▸ TASK OBJECTIVE
Search the listing below for "Implementing". Copy each matching line.
# RECORDS FOR THIS EXERCISE start
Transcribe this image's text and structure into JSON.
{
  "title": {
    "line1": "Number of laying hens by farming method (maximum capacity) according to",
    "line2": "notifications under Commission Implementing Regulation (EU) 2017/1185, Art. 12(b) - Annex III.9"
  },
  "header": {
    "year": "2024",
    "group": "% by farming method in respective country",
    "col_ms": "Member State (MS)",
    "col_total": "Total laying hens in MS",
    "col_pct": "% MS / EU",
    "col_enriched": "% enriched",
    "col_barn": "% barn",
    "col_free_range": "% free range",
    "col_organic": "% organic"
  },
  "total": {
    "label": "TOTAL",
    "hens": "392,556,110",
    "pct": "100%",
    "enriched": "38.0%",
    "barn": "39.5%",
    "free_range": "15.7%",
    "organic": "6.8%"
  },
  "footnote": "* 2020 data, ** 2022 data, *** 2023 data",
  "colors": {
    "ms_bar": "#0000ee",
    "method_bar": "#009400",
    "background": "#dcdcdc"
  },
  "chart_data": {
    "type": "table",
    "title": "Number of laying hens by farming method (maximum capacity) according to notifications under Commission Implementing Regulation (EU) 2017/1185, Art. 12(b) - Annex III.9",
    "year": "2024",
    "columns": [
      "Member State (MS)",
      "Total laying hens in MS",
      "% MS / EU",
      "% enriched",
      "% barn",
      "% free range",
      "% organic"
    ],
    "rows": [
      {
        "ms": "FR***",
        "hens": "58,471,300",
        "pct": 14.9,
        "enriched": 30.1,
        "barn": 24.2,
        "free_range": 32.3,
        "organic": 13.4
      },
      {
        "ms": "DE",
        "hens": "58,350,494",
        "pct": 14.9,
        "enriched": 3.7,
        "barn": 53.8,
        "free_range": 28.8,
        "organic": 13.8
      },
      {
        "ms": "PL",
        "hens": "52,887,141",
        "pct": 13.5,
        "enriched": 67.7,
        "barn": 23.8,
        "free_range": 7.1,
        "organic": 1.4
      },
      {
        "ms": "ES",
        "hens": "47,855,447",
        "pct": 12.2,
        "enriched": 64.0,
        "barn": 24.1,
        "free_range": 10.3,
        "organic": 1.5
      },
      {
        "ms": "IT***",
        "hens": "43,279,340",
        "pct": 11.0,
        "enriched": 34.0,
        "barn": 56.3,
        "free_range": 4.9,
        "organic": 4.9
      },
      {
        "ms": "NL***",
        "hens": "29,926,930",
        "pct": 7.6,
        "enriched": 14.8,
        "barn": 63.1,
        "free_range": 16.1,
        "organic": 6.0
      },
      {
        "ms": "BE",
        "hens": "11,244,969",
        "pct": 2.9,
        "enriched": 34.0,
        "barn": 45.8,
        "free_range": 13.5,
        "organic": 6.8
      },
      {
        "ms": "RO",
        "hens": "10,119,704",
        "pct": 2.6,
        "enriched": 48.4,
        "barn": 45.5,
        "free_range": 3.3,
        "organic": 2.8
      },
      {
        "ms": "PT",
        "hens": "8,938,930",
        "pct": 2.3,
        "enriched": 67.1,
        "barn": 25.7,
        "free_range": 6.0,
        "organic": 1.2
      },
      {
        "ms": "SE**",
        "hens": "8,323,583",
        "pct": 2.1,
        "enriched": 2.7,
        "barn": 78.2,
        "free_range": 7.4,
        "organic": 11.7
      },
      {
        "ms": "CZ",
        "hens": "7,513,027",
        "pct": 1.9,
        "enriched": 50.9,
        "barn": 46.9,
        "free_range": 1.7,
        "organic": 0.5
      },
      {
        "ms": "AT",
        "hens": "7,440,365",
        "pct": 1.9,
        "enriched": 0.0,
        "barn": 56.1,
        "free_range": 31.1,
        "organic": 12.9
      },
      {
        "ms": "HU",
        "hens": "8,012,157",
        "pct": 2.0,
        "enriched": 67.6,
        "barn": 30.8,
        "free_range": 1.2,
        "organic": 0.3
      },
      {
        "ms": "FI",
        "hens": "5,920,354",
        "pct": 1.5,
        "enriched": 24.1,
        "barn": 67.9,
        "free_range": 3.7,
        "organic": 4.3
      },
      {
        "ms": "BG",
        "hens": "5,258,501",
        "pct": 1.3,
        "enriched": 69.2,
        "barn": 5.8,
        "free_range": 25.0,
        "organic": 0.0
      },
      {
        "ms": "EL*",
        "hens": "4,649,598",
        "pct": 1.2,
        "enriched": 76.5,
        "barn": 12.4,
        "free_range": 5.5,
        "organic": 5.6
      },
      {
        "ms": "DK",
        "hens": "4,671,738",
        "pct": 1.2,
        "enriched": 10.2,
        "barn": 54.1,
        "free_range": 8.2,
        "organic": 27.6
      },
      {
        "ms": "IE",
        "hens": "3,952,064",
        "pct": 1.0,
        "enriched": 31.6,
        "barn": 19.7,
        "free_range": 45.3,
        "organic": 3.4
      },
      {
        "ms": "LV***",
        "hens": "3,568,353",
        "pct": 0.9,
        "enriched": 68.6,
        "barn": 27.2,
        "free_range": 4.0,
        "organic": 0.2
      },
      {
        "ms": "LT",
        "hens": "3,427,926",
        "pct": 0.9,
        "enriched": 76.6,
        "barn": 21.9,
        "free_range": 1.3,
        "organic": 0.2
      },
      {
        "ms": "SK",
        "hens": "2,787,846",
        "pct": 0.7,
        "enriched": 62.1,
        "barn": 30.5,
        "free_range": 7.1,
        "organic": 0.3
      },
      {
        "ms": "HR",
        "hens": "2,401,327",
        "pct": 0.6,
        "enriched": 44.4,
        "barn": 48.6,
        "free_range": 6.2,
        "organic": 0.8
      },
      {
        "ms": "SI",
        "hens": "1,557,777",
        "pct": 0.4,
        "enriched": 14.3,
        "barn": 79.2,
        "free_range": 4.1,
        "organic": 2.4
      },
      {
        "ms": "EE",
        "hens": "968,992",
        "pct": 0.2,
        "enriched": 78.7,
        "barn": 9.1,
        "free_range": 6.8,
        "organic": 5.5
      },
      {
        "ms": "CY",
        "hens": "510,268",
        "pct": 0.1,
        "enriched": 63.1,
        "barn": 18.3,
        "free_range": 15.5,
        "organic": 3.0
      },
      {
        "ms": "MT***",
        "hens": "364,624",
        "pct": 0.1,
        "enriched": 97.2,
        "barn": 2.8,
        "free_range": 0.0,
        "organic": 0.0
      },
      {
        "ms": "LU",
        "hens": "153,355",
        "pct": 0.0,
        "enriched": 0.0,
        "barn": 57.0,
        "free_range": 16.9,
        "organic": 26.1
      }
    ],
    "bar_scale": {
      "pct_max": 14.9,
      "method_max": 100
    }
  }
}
# RECORDS FOR THIS EXERCISE end
▸ ANSWER TO THE PROBLEM
    "line2": "notifications under Commission Implementing Regulation (EU) 2017/1185, Art. 12(b) - Annex III.9"
    "title": "Number of laying hens by farming method (maximum capacity) according to notifications under Commission Implementing Regulation (EU) 2017/1185, Art. 12(b) - Annex III.9",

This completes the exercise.